ÉNONCÉ DU PROBLÈME A —
Répondez aux questions suivantes à partir de la notice sur le manuscrit du Géranium ovipare reproduite ci-dessous :
(i) Qui a préfacé La Négresse blonde ?
(ii) Combien d'interventions autographes de l'auteur le manuscrit comporte-t-il ?
(iii) Quels écrivains sont cités comme exemples de réalistes ?

EXTRAIT CITÉ —

□ □ □ □ □ □ □

Manuscrit autographe complet de ce petit chef-d’œuvre de la poésie fantaisiste et parodique française, exquisément littéraire.

Publié en 1934 par José Corti, l’éditeur des surréalistes, Le Géranium ovipare forme avec le précédent recueil de vers de l’auteur, La Négresse blonde (publié à compte d’auteur en 1909 et préfacé par Willy), un réjouissant diptyque burlesque, d’inspiration parfois gaillarde, dans lequel les grands et petits noms de la littérature française sont évoqués, imités, parodiés, brocardés ou passés à la moulinette.

Le manuscrit, remis à José Corti par Georges Fourest pour l’impression, comporte une centaine d’interventions autographes de l’auteur à la plume ou à la mine de plomb – ajouts et suppressions allant d’un mot à une strophe entière, corrections orthographiques, ponctuation, etc. – qui prouvent que Fourest, au moment même de livrer sa copie, ne cessait d’amender le texte de l’ouvrage, remettant parfois sur le métier des passages entiers de poèmes anciens ou récents.

Le Géranium ovipare, publié en 1935 par José Corti, qui venait de rééditer La Négresse blonde en 1934, est une sorte de bottin satirique dans lequel s’entassent, dans un beau désordre et dans la plus grande gaieté – rythmés par une versification à la fois rigoureuse et foutraque, aussi érudite que funambulesque –, le ban et l’arrière-ban des écrivains français, toutes époques confondues : des classiques à Mauriac, en passant par les romantiques, les naturalistes, les décadents et les symbolistes (dont Fourest fut un proche) ou encore les réalistes tels que Carco et Mac-Orlan.

□ □ □ □ □ □ □

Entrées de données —
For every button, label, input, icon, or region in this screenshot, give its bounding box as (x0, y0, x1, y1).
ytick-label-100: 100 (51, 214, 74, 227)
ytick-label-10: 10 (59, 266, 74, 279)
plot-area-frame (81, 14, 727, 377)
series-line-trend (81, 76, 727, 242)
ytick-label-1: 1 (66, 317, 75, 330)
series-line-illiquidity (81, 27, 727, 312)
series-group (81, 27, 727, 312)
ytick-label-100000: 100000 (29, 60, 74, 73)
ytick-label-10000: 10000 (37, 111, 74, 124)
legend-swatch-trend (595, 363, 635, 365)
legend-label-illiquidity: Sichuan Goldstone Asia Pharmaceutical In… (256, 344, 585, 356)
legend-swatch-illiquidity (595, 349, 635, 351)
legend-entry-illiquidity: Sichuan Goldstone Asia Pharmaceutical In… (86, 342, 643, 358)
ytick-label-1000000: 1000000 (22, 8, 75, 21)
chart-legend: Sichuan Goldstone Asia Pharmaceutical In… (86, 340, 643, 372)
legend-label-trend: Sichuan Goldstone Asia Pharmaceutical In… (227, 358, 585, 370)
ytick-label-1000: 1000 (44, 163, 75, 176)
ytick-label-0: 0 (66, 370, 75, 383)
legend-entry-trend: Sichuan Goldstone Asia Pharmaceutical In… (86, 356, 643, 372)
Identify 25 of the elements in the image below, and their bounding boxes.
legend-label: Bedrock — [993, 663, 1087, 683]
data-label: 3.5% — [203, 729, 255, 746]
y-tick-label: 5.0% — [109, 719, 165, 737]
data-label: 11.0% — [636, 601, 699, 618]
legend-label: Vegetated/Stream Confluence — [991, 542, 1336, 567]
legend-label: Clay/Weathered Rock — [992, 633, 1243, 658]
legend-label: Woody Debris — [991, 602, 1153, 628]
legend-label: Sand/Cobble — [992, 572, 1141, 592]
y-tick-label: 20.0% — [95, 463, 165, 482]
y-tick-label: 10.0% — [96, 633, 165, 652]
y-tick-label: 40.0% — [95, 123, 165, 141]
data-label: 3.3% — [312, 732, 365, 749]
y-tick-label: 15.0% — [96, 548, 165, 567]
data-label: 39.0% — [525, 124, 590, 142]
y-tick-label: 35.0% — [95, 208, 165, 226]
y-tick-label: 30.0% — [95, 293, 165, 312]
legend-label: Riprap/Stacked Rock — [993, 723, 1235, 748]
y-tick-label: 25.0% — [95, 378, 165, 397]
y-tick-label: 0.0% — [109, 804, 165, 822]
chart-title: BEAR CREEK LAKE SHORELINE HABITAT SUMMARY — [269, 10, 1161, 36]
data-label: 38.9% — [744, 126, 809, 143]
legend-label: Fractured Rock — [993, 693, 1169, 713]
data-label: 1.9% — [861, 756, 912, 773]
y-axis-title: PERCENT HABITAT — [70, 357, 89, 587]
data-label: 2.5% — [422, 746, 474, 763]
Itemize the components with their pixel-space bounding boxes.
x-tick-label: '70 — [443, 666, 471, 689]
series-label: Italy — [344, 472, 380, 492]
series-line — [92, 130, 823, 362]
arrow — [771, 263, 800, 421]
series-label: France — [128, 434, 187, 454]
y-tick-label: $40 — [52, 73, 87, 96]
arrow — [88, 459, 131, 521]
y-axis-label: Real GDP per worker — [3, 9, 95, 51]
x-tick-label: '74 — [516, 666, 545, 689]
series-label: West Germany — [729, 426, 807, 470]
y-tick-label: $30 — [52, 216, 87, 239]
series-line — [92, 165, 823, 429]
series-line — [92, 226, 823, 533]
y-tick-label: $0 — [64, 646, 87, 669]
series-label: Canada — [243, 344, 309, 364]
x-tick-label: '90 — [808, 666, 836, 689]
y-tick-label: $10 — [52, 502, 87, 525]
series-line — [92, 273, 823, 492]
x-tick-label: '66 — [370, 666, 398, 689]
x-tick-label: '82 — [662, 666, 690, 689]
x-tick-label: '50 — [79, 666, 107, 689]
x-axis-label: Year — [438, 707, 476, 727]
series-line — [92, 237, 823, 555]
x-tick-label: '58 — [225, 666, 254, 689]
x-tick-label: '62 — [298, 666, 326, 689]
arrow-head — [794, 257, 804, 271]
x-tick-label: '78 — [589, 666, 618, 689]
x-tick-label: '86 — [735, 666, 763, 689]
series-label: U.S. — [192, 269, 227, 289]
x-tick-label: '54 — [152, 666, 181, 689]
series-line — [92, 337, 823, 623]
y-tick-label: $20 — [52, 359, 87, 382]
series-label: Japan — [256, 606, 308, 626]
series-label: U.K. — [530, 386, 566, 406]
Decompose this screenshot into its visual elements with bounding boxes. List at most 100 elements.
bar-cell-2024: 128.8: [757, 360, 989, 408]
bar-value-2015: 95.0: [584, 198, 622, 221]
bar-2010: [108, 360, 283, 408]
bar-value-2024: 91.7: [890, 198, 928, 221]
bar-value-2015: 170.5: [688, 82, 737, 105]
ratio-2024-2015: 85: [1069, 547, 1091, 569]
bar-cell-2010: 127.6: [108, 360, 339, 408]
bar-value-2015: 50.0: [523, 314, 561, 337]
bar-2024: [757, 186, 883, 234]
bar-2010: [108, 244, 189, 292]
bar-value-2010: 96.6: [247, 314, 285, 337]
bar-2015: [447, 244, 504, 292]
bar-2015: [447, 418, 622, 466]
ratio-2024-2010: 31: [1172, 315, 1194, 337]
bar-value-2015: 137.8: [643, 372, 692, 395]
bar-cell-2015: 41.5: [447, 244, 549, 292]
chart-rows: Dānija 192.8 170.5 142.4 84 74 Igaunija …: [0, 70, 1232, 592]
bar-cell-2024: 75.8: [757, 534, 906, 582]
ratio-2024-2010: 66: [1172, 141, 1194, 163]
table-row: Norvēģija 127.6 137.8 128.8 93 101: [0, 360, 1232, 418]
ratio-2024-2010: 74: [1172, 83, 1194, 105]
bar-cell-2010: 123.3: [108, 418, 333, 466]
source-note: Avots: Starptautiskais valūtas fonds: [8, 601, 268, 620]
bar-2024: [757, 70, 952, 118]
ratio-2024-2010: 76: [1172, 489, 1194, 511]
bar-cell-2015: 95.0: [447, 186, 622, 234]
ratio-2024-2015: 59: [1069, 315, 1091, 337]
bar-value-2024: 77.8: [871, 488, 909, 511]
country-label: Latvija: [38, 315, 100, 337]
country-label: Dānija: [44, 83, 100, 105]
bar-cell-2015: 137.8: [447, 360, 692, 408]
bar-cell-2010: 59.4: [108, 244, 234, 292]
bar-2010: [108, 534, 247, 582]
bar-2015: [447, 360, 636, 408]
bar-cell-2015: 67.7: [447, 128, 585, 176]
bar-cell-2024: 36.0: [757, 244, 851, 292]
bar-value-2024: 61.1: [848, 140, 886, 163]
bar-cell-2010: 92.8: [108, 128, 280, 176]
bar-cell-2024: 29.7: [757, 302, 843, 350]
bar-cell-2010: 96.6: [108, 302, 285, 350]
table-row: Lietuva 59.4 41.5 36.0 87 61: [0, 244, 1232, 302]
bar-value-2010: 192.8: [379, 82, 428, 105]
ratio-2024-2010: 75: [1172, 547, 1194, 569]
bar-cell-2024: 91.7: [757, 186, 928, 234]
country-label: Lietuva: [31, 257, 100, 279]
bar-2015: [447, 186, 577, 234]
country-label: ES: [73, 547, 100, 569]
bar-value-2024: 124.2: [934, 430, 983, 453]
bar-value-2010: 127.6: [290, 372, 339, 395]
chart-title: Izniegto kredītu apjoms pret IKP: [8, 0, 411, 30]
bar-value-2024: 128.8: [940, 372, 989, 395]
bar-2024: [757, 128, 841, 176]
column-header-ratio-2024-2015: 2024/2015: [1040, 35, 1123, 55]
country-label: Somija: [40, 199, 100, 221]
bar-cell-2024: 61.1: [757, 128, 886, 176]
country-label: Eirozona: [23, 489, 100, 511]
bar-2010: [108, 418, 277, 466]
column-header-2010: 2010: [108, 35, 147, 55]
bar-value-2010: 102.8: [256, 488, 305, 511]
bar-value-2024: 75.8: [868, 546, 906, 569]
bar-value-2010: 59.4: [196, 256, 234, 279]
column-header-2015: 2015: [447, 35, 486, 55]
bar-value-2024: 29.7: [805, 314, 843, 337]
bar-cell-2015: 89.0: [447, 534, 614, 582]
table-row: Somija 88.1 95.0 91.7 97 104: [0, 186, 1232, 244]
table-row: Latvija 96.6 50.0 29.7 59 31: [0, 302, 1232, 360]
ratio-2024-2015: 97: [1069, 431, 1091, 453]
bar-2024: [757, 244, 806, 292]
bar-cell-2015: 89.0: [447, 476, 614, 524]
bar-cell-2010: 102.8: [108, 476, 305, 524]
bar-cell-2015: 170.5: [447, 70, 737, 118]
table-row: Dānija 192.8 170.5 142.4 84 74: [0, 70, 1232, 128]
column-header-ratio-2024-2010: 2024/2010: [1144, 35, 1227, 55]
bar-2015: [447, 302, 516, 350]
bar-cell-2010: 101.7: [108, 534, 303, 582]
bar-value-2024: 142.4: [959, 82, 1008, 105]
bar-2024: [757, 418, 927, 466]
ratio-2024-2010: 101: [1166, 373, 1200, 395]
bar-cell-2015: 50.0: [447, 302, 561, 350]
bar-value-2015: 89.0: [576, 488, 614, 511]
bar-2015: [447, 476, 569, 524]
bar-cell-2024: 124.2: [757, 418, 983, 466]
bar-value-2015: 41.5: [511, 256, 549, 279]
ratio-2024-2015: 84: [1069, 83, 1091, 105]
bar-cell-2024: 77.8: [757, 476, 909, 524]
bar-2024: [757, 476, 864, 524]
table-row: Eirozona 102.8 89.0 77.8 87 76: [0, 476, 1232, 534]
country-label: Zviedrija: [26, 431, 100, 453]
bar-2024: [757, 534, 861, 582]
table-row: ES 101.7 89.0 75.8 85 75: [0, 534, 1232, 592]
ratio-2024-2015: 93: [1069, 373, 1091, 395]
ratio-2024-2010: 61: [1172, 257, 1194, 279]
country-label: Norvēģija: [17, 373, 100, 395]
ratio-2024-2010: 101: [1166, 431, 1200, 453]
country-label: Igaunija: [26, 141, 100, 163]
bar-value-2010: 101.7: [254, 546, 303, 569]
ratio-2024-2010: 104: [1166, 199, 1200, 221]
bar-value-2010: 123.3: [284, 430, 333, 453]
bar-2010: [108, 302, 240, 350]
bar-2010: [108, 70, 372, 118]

□ □ □ □ □ □ □

ÉNONCÉ DU PROBLÈME B — Recopiez à l'identique les lignes des entrées de données, depuis le début de celles-ci jusqu'à la ligne qui contient "data-label: 38.9% — [744, 126, 809, 143]", cette dernière incluse.

RÉSULTAT OBTENU A —
(i) Willy.
(ii) Une centaine.
(iii) Carco et Mac-Orlan.

RÉSULTAT OBTENU B —
For every button, label, input, icon, or region in this screenshot, give its bounding box as (x0, y0, x1, y1).
ytick-label-100: 100 (51, 214, 74, 227)
ytick-label-10: 10 (59, 266, 74, 279)
plot-area-frame (81, 14, 727, 377)
series-line-trend (81, 76, 727, 242)
ytick-label-1: 1 (66, 317, 75, 330)
series-line-illiquidity (81, 27, 727, 312)
series-group (81, 27, 727, 312)
ytick-label-100000: 100000 (29, 60, 74, 73)
ytick-label-10000: 10000 (37, 111, 74, 124)
legend-swatch-trend (595, 363, 635, 365)
legend-label-illiquidity: Sichuan Goldstone Asia Pharmaceutical In… (256, 344, 585, 356)
legend-swatch-illiquidity (595, 349, 635, 351)
legend-entry-illiquidity: Sichuan Goldstone Asia Pharmaceutical In… (86, 342, 643, 358)
ytick-label-1000000: 1000000 (22, 8, 75, 21)
chart-legend: Sichuan Goldstone Asia Pharmaceutical In… (86, 340, 643, 372)
legend-label-trend: Sichuan Goldstone Asia Pharmaceutical In… (227, 358, 585, 370)
ytick-label-1000: 1000 (44, 163, 75, 176)
ytick-label-0: 0 (66, 370, 75, 383)
legend-entry-trend: Sichuan Goldstone Asia Pharmaceutical In… (86, 356, 643, 372)
Identify 25 of the elements in the image below, and their bounding boxes.
legend-label: Bedrock — [993, 663, 1087, 683]
data-label: 3.5% — [203, 729, 255, 746]
y-tick-label: 5.0% — [109, 719, 165, 737]
data-label: 11.0% — [636, 601, 699, 618]
legend-label: Vegetated/Stream Confluence — [991, 542, 1336, 567]
legend-label: Clay/Weathered Rock — [992, 633, 1243, 658]
legend-label: Woody Debris — [991, 602, 1153, 628]
legend-label: Sand/Cobble — [992, 572, 1141, 592]
y-tick-label: 20.0% — [95, 463, 165, 482]
y-tick-label: 10.0% — [96, 633, 165, 652]
y-tick-label: 40.0% — [95, 123, 165, 141]
data-label: 3.3% — [312, 732, 365, 749]
y-tick-label: 15.0% — [96, 548, 165, 567]
data-label: 39.0% — [525, 124, 590, 142]
y-tick-label: 35.0% — [95, 208, 165, 226]
y-tick-label: 30.0% — [95, 293, 165, 312]
legend-label: Riprap/Stacked Rock — [993, 723, 1235, 748]
y-tick-label: 25.0% — [95, 378, 165, 397]
y-tick-label: 0.0% — [109, 804, 165, 822]
chart-title: BEAR CREEK LAKE SHORELINE HABITAT SUMMARY — [269, 10, 1161, 36]
data-label: 38.9% — [744, 126, 809, 143]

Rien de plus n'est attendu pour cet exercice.